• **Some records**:
# # #
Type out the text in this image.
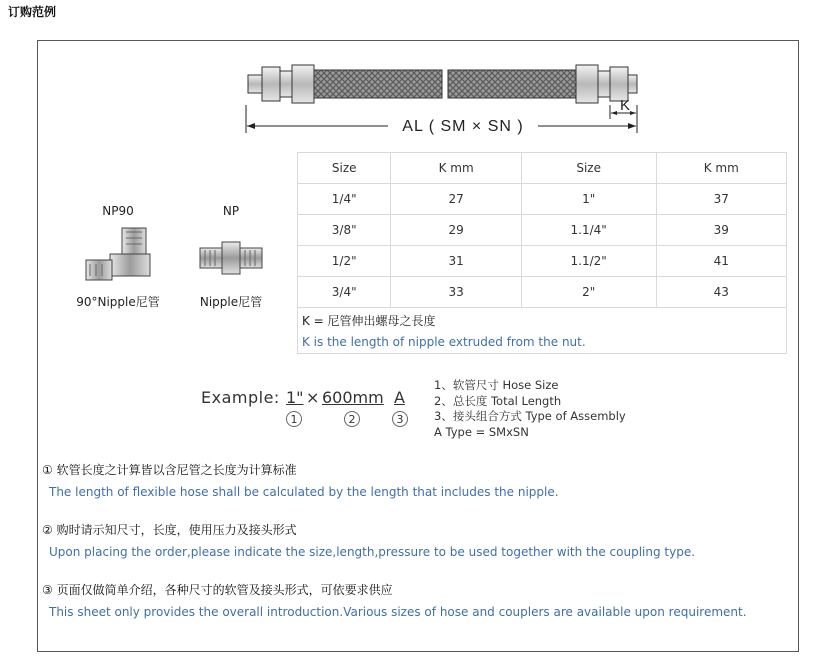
订购范例
AL ( SM × SN )
K
NP90
90°Nipple尼管
NP
Nipple尼管
Size	K mm	Size	K mm
1/4"	27	1"	37
3/8"	29	1.1/4"	39
1/2"	31	1.1/2"	41
3/4"	33	2"	43

K = 尼管伸出螺母之長度
K is the length of nipple extruded from the nut.			
Example: 1" × 600mm A
1	2	3
1、软管尺寸 Hose Size
2、总长度 Total Length
3、接头组合方式 Type of Assembly
A Type = SMxSN
① 软管长度之计算皆以含尼管之长度为计算标准
The length of flexible hose shall be calculated by the length that includes the nipple.
② 购时请示知尺寸，长度，使用压力及接头形式
Upon placing the order,please indicate the size,length,pressure to be used together with the coupling type.
③ 页面仅做简单介绍，各种尺寸的软管及接头形式，可依要求供应
This sheet only provides the overall introduction.Various sizes of hose and couplers are available upon requirement.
# # #
• **The request**: Write out the material above again, word for word, minus its pictures.

• **The solution**:
Type out the text in this image.
订购范例
AL ( SM × SN )
K
NP90
90°Nipple尼管
NP
Nipple尼管
Size	K mm	Size	K mm
1/4"	27	1"	37
3/8"	29	1.1/4"	39
1/2"	31	1.1/2"	41
3/4"	33	2"	43

K = 尼管伸出螺母之長度
K is the length of nipple extruded from the nut.			
Example: 1" × 600mm A
1	2	3
1、软管尺寸 Hose Size
2、总长度 Total Length
3、接头组合方式 Type of Assembly
A Type = SMxSN
① 软管长度之计算皆以含尼管之长度为计算标准
The length of flexible hose shall be calculated by the length that includes the nipple.
② 购时请示知尺寸，长度，使用压力及接头形式
Upon placing the order,please indicate the size,length,pressure to be used together with the coupling type.
③ 页面仅做简单介绍，各种尺寸的软管及接头形式，可依要求供应
This sheet only provides the overall introduction.Various sizes of hose and couplers are available upon requirement.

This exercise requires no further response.